- ACTION ITEM
Find the number of lines containing the string "band" in the data. Answer with the number by itself.

- EXERCISE DATA
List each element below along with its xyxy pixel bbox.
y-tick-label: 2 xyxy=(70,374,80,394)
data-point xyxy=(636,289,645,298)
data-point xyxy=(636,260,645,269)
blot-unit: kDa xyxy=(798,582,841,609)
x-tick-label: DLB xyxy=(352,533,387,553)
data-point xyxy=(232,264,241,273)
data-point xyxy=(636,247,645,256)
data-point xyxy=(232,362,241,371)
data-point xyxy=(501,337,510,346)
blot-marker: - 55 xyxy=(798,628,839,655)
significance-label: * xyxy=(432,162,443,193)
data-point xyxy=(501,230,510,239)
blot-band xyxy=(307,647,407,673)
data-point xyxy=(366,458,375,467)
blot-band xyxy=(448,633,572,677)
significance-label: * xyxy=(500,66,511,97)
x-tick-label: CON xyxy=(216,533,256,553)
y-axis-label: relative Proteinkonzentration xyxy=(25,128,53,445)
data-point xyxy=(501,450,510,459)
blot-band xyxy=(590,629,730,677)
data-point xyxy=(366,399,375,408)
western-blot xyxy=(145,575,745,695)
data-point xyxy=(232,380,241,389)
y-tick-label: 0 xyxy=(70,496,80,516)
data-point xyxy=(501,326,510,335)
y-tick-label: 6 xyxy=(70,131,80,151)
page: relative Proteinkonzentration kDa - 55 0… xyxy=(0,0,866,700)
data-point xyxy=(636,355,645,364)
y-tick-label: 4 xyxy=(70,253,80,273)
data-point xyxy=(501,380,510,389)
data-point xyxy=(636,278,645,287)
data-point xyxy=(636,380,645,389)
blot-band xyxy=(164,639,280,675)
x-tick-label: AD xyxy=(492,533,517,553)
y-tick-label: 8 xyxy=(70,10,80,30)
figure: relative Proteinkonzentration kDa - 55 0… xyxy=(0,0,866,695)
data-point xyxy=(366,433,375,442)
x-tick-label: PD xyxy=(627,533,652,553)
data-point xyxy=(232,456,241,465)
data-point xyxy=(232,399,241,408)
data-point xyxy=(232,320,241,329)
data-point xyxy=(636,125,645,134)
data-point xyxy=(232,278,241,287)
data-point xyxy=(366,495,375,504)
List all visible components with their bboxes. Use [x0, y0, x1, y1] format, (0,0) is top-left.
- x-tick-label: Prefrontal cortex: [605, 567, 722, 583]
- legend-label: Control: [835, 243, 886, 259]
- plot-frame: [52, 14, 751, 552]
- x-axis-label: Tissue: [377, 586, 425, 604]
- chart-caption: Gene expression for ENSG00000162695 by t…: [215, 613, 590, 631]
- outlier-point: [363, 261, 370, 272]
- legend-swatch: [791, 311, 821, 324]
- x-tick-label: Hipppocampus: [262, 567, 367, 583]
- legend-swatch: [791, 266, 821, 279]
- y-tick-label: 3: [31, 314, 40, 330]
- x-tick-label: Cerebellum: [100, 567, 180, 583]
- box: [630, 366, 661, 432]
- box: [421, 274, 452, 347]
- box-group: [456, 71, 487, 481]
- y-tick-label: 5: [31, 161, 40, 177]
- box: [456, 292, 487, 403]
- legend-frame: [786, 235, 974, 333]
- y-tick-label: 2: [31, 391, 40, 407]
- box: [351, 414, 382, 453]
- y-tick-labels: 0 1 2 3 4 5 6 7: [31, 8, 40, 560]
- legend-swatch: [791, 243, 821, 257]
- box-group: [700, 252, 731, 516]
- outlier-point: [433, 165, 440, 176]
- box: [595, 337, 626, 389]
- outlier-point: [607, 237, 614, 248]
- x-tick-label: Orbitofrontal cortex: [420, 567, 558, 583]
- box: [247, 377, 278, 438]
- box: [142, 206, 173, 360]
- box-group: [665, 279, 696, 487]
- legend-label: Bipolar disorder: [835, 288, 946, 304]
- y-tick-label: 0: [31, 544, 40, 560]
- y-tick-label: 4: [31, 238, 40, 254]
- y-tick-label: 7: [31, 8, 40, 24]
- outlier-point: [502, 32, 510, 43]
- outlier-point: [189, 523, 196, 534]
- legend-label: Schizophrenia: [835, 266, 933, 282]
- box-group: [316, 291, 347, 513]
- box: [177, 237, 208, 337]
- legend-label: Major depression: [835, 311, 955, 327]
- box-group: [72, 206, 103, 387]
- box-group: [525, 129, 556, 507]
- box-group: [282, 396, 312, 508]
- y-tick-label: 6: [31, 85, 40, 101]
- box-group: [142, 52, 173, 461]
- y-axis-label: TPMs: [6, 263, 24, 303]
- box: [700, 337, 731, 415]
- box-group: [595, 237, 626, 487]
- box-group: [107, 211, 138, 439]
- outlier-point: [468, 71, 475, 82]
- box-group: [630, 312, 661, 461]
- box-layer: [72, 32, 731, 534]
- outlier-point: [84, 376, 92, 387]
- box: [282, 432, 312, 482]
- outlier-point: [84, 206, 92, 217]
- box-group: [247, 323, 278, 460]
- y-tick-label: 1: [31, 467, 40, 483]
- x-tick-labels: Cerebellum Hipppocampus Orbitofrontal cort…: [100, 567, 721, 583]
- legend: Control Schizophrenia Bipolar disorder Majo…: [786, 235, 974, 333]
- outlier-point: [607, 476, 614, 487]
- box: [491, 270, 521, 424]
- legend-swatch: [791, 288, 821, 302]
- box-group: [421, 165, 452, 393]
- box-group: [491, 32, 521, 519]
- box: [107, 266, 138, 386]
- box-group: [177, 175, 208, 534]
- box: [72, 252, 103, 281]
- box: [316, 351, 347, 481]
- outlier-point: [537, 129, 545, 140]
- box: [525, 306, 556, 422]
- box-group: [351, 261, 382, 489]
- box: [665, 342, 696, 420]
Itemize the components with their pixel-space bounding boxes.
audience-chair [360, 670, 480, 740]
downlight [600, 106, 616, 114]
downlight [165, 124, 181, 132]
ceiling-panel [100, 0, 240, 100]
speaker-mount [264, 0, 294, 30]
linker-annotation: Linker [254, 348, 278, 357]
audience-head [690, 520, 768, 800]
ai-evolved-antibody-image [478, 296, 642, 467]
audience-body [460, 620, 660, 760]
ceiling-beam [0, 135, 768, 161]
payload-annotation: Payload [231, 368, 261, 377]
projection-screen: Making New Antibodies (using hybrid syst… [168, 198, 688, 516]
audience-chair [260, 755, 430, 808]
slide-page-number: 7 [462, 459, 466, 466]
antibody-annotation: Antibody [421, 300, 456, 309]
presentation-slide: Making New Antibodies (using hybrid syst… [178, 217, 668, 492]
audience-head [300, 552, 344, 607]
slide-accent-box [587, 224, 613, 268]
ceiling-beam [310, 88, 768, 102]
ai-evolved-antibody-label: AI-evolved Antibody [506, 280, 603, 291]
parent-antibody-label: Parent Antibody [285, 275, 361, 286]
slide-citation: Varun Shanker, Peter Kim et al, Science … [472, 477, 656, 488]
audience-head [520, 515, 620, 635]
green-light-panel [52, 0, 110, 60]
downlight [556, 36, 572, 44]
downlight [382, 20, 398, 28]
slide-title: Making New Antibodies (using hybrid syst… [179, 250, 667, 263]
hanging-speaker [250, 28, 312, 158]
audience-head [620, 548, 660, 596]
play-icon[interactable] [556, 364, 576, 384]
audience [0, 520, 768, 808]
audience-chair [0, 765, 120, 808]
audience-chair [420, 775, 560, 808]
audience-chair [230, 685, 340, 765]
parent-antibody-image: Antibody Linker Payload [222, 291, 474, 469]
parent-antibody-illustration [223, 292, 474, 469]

- THE COMPLETED TASK
4